Posts Tagged Jornal da Tarde

Desinformação total

Olavo de Carvalho

Jornal da Tarde, 22 de abril de 2004

Tão logo a existência da desinformação soviética foi divulgada no Ocidente, a intelectualidade esquerdista mobilizou-se em escala mundial para diluir o sentido técnico da palavra e atribuir a governos ocidentais a prática costumeira de desinformação, como se algum deles tivesse um controle da mídia similar àquele de que desfrutavam os governos comunistas, controle absolutamente indispensável ao exercício da desinformátsia.

Hoje a palavra é usada predominantemente no segundo sentido. No Brasil, não há um só leitor de jornais que não jure que George W. Bush manipulou a mídia na guerra do Iraque. E não há um só que perceba a simples impossibilidade física do que está dizendo.

Quem quer que conheça algo da mídia dos EUA sabe de duas coisas: (a) todos os canais de TV e jornais de grande porte, com as únicas exceções da Fox e do Washington Times – o menor entre os grandes – são maciçamente pró-esquerdistas, anti-Israel e até anti-americanos; (b) a base de apoio a George W. Bush está nas estações de rádio – especialmente nos talkshows –, numa multidão inabarcável de pequenos jornais conservadores e sobretudo no jornalismo eletrônico. Dessas duas observações pode-se obter a compreensão de uma terceira: das duas correntes de opinião predominantes nos EUA, só uma tem repercussão no exterior. No Brasil, a visão que se tem da atualidade americana é moldada pelo material reproduzido do New York Times, do Washington Post , da CNN etc. Aqui não chega nada do que um americano diga em favor do seu próprio país. Mesmo sem contar as contribuições da esquerda tupiniquim (praticamente a totalidade da classe jornalística local), só isso já basta para explicar por que 90 por cento dos brasileiros são contra os EUA. E o ódio que sentem é tão intenso que, no instante mesmo em que ecoam servilmente o discurso anti-Bush da grande mídia americana, acreditam piamente que essa mídia é… um instrumento de propaganda a serviço do imperialismo ianque!

-=-=-=-=-

> _Instruções da tarefa_: Por favor, digite novamente o artigo sobre desinformação inteiro, sem nenhuma alteração. O material abaixo é independente do artigo sobre desinformação.

> _Dados registrados_:

-=-=-=-=-

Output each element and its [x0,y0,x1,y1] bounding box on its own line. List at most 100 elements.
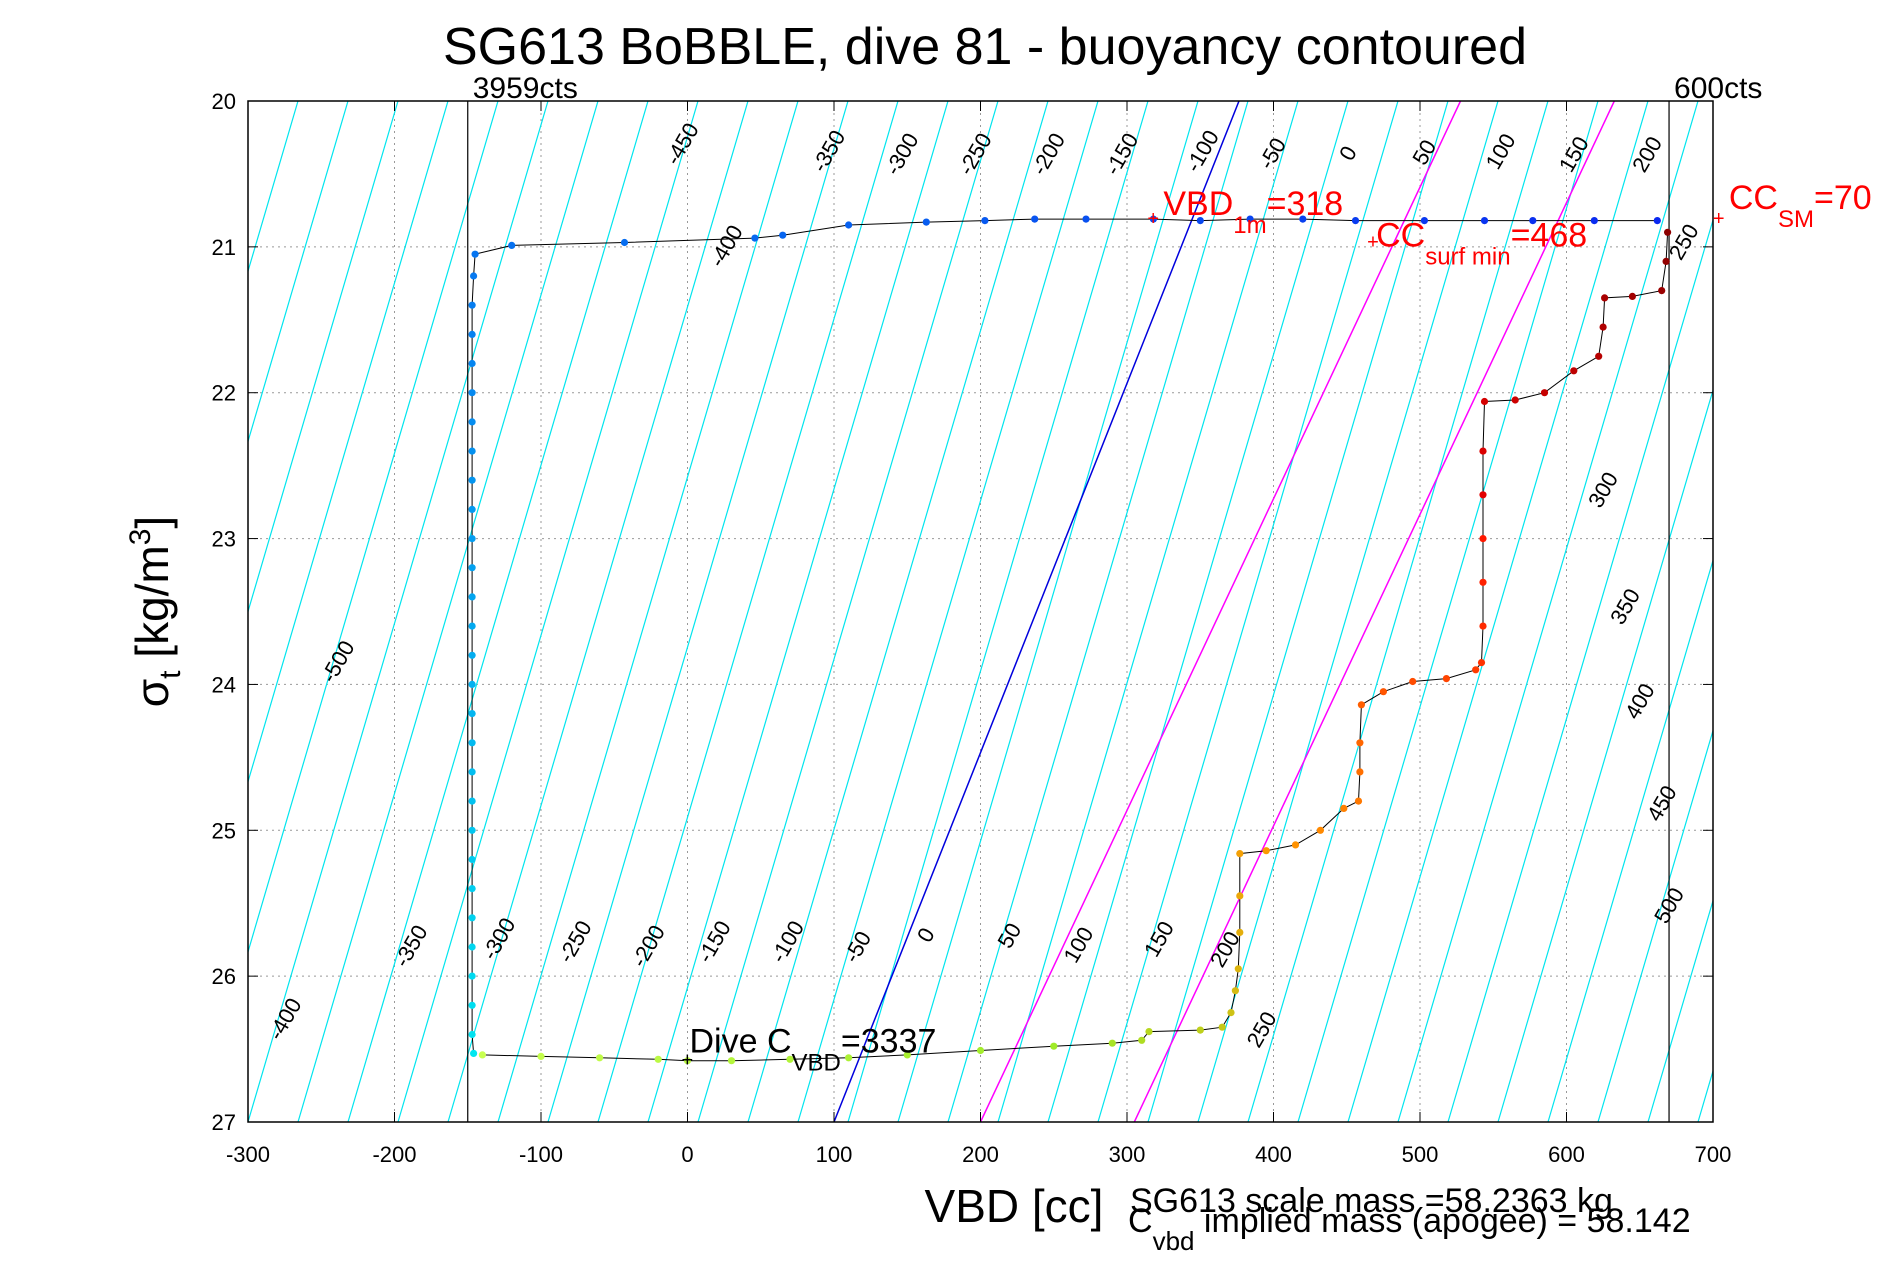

-=-=-=-=-

> _Resposta completa_:
Posts Tagged Jornal da Tarde

Desinformação total

Olavo de Carvalho

Jornal da Tarde, 22 de abril de 2004

Tão logo a existência da desinformação soviética foi divulgada no Ocidente, a intelectualidade esquerdista mobilizou-se em escala mundial para diluir o sentido técnico da palavra e atribuir a governos ocidentais a prática costumeira de desinformação, como se algum deles tivesse um controle da mídia similar àquele de que desfrutavam os governos comunistas, controle absolutamente indispensável ao exercício da desinformátsia.

Hoje a palavra é usada predominantemente no segundo sentido. No Brasil, não há um só leitor de jornais que não jure que George W. Bush manipulou a mídia na guerra do Iraque. E não há um só que perceba a simples impossibilidade física do que está dizendo.

Quem quer que conheça algo da mídia dos EUA sabe de duas coisas: (a) todos os canais de TV e jornais de grande porte, com as únicas exceções da Fox e do Washington Times – o menor entre os grandes – são maciçamente pró-esquerdistas, anti-Israel e até anti-americanos; (b) a base de apoio a George W. Bush está nas estações de rádio – especialmente nos talkshows –, numa multidão inabarcável de pequenos jornais conservadores e sobretudo no jornalismo eletrônico. Dessas duas observações pode-se obter a compreensão de uma terceira: das duas correntes de opinião predominantes nos EUA, só uma tem repercussão no exterior. No Brasil, a visão que se tem da atualidade americana é moldada pelo material reproduzido do New York Times, do Washington Post , da CNN etc. Aqui não chega nada do que um americano diga em favor do seu próprio país. Mesmo sem contar as contribuições da esquerda tupiniquim (praticamente a totalidade da classe jornalística local), só isso já basta para explicar por que 90 por cento dos brasileiros são contra os EUA. E o ódio que sentem é tão intenso que, no instante mesmo em que ecoam servilmente o discurso anti-Bush da grande mídia americana, acreditam piamente que essa mídia é… um instrumento de propaganda a serviço do imperialismo ianque!